:: Supplied records ::
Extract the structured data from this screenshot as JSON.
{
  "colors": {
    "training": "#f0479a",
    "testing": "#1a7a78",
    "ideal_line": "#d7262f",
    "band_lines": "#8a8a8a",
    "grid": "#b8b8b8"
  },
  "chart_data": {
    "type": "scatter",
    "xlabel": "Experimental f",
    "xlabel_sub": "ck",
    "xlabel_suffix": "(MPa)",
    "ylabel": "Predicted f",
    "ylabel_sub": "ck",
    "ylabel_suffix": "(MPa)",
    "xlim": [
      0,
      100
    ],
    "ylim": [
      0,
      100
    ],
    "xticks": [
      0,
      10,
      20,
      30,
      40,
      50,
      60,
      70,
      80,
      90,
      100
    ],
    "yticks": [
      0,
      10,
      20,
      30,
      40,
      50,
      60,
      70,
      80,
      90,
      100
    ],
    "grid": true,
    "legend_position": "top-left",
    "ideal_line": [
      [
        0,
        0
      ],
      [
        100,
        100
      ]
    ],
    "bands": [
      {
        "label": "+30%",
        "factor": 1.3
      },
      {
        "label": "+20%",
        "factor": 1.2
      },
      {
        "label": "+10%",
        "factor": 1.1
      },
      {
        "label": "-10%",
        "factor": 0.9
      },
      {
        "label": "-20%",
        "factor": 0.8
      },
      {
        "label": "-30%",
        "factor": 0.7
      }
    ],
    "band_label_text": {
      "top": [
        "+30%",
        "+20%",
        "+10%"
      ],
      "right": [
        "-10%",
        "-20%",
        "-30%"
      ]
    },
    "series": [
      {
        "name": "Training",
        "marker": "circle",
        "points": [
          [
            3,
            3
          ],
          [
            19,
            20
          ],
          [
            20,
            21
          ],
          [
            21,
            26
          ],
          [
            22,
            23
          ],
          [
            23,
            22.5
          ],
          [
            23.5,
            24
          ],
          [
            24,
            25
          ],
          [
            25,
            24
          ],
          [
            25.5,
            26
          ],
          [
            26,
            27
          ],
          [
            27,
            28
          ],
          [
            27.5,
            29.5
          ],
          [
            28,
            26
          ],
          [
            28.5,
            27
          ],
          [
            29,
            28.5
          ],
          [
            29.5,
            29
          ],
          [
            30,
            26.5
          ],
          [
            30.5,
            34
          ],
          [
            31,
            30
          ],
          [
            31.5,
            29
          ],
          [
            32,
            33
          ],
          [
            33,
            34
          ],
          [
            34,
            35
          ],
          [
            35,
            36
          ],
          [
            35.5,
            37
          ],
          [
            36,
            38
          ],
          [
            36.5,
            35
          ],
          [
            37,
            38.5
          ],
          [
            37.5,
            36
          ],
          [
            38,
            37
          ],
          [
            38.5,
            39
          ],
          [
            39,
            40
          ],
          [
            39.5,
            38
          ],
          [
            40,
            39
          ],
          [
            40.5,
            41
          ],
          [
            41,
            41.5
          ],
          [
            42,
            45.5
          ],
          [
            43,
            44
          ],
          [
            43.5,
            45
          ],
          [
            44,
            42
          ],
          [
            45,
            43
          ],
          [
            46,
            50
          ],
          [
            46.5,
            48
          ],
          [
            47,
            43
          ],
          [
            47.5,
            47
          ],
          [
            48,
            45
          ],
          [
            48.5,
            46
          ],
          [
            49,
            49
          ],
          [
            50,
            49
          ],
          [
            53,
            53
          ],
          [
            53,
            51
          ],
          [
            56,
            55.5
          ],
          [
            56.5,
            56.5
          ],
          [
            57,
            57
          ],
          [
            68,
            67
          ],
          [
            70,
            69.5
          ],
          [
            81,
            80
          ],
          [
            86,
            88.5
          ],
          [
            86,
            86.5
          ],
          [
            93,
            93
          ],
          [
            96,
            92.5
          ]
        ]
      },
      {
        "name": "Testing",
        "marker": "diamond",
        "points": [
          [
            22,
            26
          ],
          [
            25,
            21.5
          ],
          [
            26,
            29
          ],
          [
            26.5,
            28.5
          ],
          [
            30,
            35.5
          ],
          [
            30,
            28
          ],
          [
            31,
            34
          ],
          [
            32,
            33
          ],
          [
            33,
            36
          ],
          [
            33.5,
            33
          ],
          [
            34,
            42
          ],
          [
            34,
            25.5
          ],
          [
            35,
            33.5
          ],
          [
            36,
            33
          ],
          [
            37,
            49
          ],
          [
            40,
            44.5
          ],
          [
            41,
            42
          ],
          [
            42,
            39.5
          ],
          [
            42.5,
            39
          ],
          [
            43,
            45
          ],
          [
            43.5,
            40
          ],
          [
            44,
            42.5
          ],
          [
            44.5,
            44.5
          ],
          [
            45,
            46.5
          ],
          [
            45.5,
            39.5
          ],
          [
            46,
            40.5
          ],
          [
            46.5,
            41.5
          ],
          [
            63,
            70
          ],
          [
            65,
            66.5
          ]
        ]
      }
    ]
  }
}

:: Written problem ::
Locate the word "factor" in the records above, and return each line that has it.

:: Solution to the problem ::
        "factor": 1.3
        "factor": 1.2
        "factor": 1.1
        "factor": 0.9
        "factor": 0.8
        "factor": 0.7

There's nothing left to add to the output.